### Required task 1
In the extract on AI and Tanzania's labour market, what percentage of Tanzania's workforce was employed in the informal sector as of 2025?
### Required task 2
Swap "informal sector" for "unregistered economy" in the extract on AI and Tanzania's labour market, and write out everything from "For Tanzania, the" down to "and income inequality." with that change.

### Extract
For Tanzania, the AI transition presents a uniquely high-risk scenario due to the country’s existing labour market structure and development constraints. As of 2025, 71.8% of Tanzania’s workforce—equivalent to approximately 26 million people—is employed in the informal sector, lacking job security, social protection, and access to structured reskilling opportunities. In addition, nearly 70% of the population depends directly or indirectly on agriculture, a sector increasingly exposed to AI-driven automation through precision farming, automated irrigation, drone surveillance, and data-driven supply chain systems. These structural characteristics significantly increase Tanzania’s vulnerability to technology-induced unemployment and income inequality.
Early evidence suggests that AI-driven labour disruption is already underway. Globally, more than 76,000 jobs had been eliminated by AI adoption by 2025, with strong empirical correlations observed between AI exposure and rising unemployment in digitized occupations. In Tanzania, initial signals are emerging in sectors such as banking, customer service, retail, and administrative services, where automation, digital platforms, and AI-enabled systems are reducing demand for clerical, entry-level, and routine jobs. Projections based on sectoral exposure indicate that between 610,000 and 1.1 million jobs could be displaced in Tanzania by 2030 if current AI adoption trends continue without adequate policy intervention.
Beyond employment losses, AI threatens to significantly widen income inequality. Tanzania already exhibits moderate inequality, with a Gini coefficient estimated between 0.38 and 0.42 in 2025, an urban–rural income ratio of approximately 3.5:1, and a formal–informal wage gap of 2.8:1. Scenario modeling suggests that, under high AI adoption without inclusive safeguards, the Gini coefficient could rise to 0.48–0.53 by 2030, while the income ratio between the richest and poorest quintiles could expand from 8:1 to as high as 12:1. Income gains from AI are likely to accrue primarily to a small, highly skilled urban elite, while low-skilled, rural, and informal workers face stagnant or declining real incomes.

### Provided material
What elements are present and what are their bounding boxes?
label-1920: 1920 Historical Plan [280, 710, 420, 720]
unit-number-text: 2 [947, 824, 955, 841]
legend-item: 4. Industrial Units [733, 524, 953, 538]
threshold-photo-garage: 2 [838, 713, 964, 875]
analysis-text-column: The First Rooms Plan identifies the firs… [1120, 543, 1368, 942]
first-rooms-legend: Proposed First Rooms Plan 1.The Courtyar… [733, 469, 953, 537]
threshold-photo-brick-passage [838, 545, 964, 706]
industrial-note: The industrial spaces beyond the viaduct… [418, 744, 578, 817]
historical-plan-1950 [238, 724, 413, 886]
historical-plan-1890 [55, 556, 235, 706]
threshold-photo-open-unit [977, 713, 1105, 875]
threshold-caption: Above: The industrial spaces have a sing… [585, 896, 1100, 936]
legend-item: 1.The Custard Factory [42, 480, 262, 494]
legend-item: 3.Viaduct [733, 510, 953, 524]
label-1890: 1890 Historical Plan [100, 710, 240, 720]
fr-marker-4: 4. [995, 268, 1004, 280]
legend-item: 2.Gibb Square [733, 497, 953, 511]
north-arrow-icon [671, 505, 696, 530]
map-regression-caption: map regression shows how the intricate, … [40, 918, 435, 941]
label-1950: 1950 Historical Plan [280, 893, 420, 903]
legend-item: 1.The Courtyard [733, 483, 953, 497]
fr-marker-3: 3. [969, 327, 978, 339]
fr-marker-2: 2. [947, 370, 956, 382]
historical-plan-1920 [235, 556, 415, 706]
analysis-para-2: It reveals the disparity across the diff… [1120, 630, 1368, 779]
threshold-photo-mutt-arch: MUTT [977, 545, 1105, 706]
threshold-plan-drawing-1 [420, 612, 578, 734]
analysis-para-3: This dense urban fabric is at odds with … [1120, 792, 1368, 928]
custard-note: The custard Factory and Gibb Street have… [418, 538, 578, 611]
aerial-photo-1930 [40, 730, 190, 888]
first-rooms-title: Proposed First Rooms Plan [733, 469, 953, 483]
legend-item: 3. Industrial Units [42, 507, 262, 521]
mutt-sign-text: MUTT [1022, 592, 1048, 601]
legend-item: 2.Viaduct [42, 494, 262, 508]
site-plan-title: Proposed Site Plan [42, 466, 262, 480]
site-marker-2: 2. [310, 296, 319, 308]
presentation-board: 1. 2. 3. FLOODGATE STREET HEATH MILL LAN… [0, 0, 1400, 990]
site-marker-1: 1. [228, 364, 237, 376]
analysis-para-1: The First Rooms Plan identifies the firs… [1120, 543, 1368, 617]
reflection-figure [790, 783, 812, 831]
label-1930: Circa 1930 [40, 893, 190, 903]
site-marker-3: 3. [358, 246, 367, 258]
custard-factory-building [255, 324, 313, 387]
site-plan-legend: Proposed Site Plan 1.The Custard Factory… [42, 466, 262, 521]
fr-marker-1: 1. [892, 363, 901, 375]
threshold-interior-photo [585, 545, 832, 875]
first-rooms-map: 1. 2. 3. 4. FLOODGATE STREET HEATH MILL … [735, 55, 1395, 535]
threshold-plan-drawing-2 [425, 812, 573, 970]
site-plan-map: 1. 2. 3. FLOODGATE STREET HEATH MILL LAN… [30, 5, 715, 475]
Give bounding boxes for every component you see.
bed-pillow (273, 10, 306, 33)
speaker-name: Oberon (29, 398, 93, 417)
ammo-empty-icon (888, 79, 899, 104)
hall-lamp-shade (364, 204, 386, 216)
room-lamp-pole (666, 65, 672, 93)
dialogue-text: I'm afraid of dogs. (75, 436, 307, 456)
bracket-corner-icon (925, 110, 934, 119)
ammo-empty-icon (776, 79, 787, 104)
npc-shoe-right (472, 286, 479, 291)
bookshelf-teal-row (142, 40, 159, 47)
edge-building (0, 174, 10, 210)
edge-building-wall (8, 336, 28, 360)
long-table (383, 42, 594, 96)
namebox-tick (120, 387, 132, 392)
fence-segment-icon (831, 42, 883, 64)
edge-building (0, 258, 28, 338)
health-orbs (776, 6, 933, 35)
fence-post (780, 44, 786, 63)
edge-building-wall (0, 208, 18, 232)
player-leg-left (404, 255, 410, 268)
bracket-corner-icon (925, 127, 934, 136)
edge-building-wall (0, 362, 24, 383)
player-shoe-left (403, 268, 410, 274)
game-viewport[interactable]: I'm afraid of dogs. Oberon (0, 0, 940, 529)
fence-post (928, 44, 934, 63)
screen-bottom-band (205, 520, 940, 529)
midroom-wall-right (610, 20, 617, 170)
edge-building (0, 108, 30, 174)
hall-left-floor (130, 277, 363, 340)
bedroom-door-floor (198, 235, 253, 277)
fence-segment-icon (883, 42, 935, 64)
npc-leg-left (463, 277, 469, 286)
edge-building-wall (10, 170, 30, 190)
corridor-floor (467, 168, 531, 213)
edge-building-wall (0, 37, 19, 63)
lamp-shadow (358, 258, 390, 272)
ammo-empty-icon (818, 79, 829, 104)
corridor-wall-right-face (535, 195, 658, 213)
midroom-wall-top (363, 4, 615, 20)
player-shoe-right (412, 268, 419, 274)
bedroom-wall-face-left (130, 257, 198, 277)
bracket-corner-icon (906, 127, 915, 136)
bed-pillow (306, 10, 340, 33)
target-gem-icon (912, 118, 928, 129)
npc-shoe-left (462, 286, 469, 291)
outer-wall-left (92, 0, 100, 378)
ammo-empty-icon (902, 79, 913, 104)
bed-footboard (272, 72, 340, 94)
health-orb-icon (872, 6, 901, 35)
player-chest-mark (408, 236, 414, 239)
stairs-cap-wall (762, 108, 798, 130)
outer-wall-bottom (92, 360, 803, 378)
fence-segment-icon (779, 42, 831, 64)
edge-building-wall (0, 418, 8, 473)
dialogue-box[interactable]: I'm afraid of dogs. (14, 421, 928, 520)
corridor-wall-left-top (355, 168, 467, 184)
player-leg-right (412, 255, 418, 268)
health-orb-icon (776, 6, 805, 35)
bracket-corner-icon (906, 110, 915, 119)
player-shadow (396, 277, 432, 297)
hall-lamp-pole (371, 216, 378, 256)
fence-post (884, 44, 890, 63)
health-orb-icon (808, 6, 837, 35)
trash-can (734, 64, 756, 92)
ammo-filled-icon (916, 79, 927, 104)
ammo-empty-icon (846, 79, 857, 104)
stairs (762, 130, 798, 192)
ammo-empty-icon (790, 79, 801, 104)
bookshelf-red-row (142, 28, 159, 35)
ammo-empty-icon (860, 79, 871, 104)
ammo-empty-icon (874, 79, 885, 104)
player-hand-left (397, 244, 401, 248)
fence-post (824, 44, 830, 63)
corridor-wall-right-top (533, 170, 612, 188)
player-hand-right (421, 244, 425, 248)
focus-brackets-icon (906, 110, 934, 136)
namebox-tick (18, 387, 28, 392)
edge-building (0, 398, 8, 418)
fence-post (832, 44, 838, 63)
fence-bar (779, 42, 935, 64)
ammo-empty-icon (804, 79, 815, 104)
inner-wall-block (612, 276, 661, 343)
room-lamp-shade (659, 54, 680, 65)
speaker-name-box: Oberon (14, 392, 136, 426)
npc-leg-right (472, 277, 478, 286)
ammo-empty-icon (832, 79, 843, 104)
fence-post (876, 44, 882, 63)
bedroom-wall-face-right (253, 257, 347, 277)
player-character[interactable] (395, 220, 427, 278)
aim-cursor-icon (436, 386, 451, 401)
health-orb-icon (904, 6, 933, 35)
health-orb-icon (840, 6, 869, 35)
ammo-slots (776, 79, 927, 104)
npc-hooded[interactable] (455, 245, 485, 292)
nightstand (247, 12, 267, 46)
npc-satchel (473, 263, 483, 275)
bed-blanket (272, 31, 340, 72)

### Task response 1
71.8%, about 26 million people.

### Task response 2
For Tanzania, the AI transition presents a uniquely high-risk scenario due to the country’s existing labour market structure and development constraints. As of 2025, 71.8% of Tanzania’s workforce—equivalent to approximately 26 million people—is employed in the unregistered economy, lacking job security, social protection, and access to structured reskilling opportunities. In addition, nearly 70% of the population depends directly or indirectly on agriculture, a sector increasingly exposed to AI-driven automation through precision farming, automated irrigation, drone surveillance, and data-driven supply chain systems. These structural characteristics significantly increase Tanzania’s vulnerability to technology-induced unemployment and income inequality.